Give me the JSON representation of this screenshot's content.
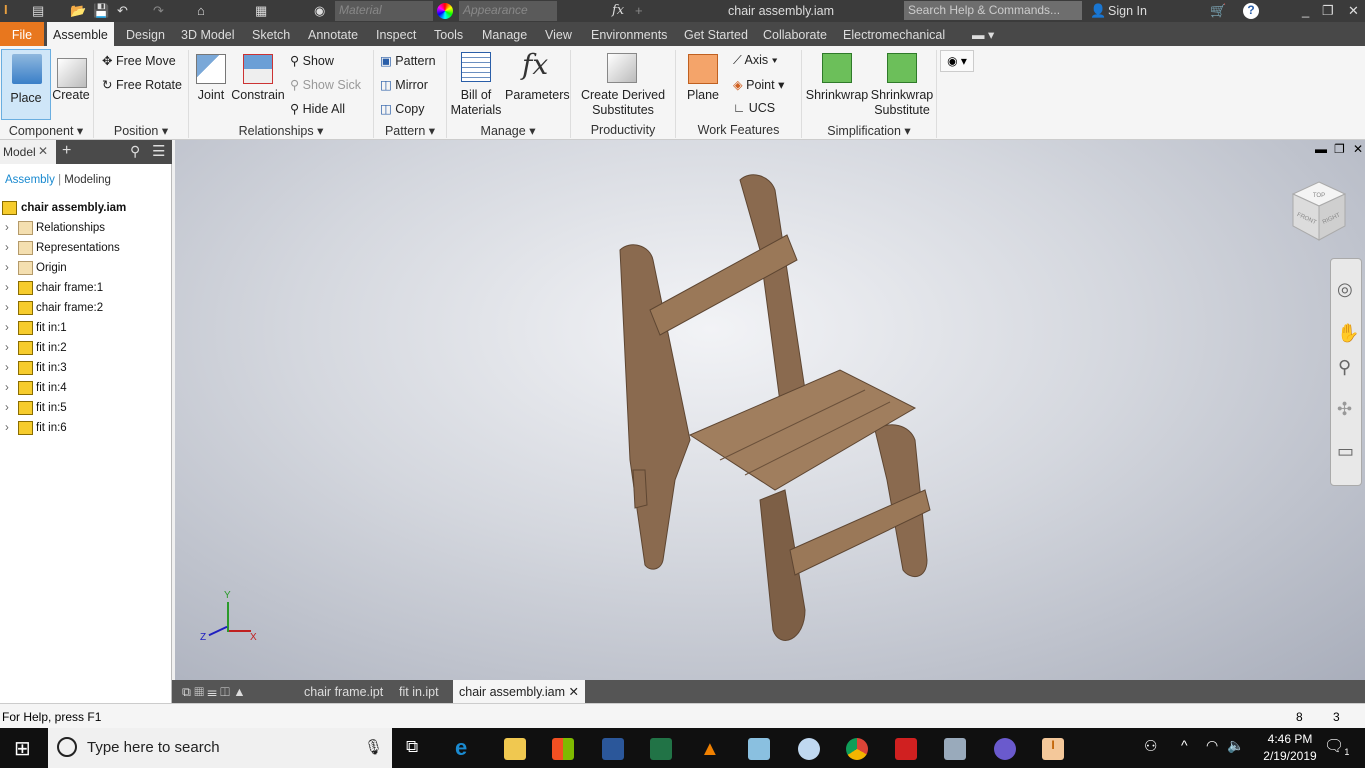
{
  "titlebar": {
    "title": "chair assembly.iam",
    "material_placeholder": "Material",
    "appearance_placeholder": "Appearance",
    "search_placeholder": "Search Help & Commands...",
    "sign_in": "Sign In"
  },
  "tabs": [
    "File",
    "Assemble",
    "Design",
    "3D Model",
    "Sketch",
    "Annotate",
    "Inspect",
    "Tools",
    "Manage",
    "View",
    "Environments",
    "Get Started",
    "Collaborate",
    "Electromechanical"
  ],
  "ribbon": {
    "component": {
      "label": "Component",
      "place": "Place",
      "create": "Create"
    },
    "position": {
      "label": "Position",
      "free_move": "Free Move",
      "free_rotate": "Free Rotate"
    },
    "relationships": {
      "label": "Relationships",
      "joint": "Joint",
      "constrain": "Constrain",
      "show": "Show",
      "show_sick": "Show Sick",
      "hide_all": "Hide All"
    },
    "pattern": {
      "label": "Pattern",
      "pattern": "Pattern",
      "mirror": "Mirror",
      "copy": "Copy"
    },
    "manage": {
      "label": "Manage",
      "bom_1": "Bill of",
      "bom_2": "Materials",
      "parameters": "Parameters"
    },
    "productivity": {
      "label": "Productivity",
      "derived_1": "Create Derived",
      "derived_2": "Substitutes"
    },
    "work_features": {
      "label": "Work Features",
      "plane": "Plane",
      "axis": "Axis",
      "point": "Point",
      "ucs": "UCS"
    },
    "simplification": {
      "label": "Simplification",
      "shrinkwrap": "Shrinkwrap",
      "sw_sub_1": "Shrinkwrap",
      "sw_sub_2": "Substitute"
    }
  },
  "browser": {
    "tab": "Model",
    "view_assembly": "Assembly",
    "view_modeling": "Modeling",
    "root": "chair assembly.iam",
    "items": [
      {
        "label": "Relationships",
        "type": "folder"
      },
      {
        "label": "Representations",
        "type": "folder"
      },
      {
        "label": "Origin",
        "type": "folder"
      },
      {
        "label": "chair frame:1",
        "type": "part"
      },
      {
        "label": "chair frame:2",
        "type": "part"
      },
      {
        "label": "fit in:1",
        "type": "part"
      },
      {
        "label": "fit in:2",
        "type": "part"
      },
      {
        "label": "fit in:3",
        "type": "part"
      },
      {
        "label": "fit in:4",
        "type": "part"
      },
      {
        "label": "fit in:5",
        "type": "part"
      },
      {
        "label": "fit in:6",
        "type": "part"
      }
    ]
  },
  "viewcube": {
    "top": "TOP",
    "front": "FRONT",
    "right": "RIGHT"
  },
  "axes": {
    "x": "X",
    "y": "Y",
    "z": "Z"
  },
  "doc_tabs": [
    "chair frame.ipt",
    "fit in.ipt",
    "chair assembly.iam"
  ],
  "status": {
    "help": "For Help, press F1",
    "count1": "8",
    "count2": "3"
  },
  "taskbar": {
    "search_placeholder": "Type here to search",
    "time": "4:46 PM",
    "date": "2/19/2019",
    "notifications": "1"
  },
  "colors": {
    "file_tab": "#e8771e",
    "wood": "#8a6a4f",
    "accent": "#1a8ad0"
  }
}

━━━

Stated task>
Transcribe the records verbatim and omit the images.

Full solution>
Give me the JSON representation of this screenshot's content.
{
  "titlebar": {
    "title": "chair assembly.iam",
    "material_placeholder": "Material",
    "appearance_placeholder": "Appearance",
    "search_placeholder": "Search Help & Commands...",
    "sign_in": "Sign In"
  },
  "tabs": [
    "File",
    "Assemble",
    "Design",
    "3D Model",
    "Sketch",
    "Annotate",
    "Inspect",
    "Tools",
    "Manage",
    "View",
    "Environments",
    "Get Started",
    "Collaborate",
    "Electromechanical"
  ],
  "ribbon": {
    "component": {
      "label": "Component",
      "place": "Place",
      "create": "Create"
    },
    "position": {
      "label": "Position",
      "free_move": "Free Move",
      "free_rotate": "Free Rotate"
    },
    "relationships": {
      "label": "Relationships",
      "joint": "Joint",
      "constrain": "Constrain",
      "show": "Show",
      "show_sick": "Show Sick",
      "hide_all": "Hide All"
    },
    "pattern": {
      "label": "Pattern",
      "pattern": "Pattern",
      "mirror": "Mirror",
      "copy": "Copy"
    },
    "manage": {
      "label": "Manage",
      "bom_1": "Bill of",
      "bom_2": "Materials",
      "parameters": "Parameters"
    },
    "productivity": {
      "label": "Productivity",
      "derived_1": "Create Derived",
      "derived_2": "Substitutes"
    },
    "work_features": {
      "label": "Work Features",
      "plane": "Plane",
      "axis": "Axis",
      "point": "Point",
      "ucs": "UCS"
    },
    "simplification": {
      "label": "Simplification",
      "shrinkwrap": "Shrinkwrap",
      "sw_sub_1": "Shrinkwrap",
      "sw_sub_2": "Substitute"
    }
  },
  "browser": {
    "tab": "Model",
    "view_assembly": "Assembly",
    "view_modeling": "Modeling",
    "root": "chair assembly.iam",
    "items": [
      {
        "label": "Relationships",
        "type": "folder"
      },
      {
        "label": "Representations",
        "type": "folder"
      },
      {
        "label": "Origin",
        "type": "folder"
      },
      {
        "label": "chair frame:1",
        "type": "part"
      },
      {
        "label": "chair frame:2",
        "type": "part"
      },
      {
        "label": "fit in:1",
        "type": "part"
      },
      {
        "label": "fit in:2",
        "type": "part"
      },
      {
        "label": "fit in:3",
        "type": "part"
      },
      {
        "label": "fit in:4",
        "type": "part"
      },
      {
        "label": "fit in:5",
        "type": "part"
      },
      {
        "label": "fit in:6",
        "type": "part"
      }
    ]
  },
  "viewcube": {
    "top": "TOP",
    "front": "FRONT",
    "right": "RIGHT"
  },
  "axes": {
    "x": "X",
    "y": "Y",
    "z": "Z"
  },
  "doc_tabs": [
    "chair frame.ipt",
    "fit in.ipt",
    "chair assembly.iam"
  ],
  "status": {
    "help": "For Help, press F1",
    "count1": "8",
    "count2": "3"
  },
  "taskbar": {
    "search_placeholder": "Type here to search",
    "time": "4:46 PM",
    "date": "2/19/2019",
    "notifications": "1"
  },
  "colors": {
    "file_tab": "#e8771e",
    "wood": "#8a6a4f",
    "accent": "#1a8ad0"
  }
}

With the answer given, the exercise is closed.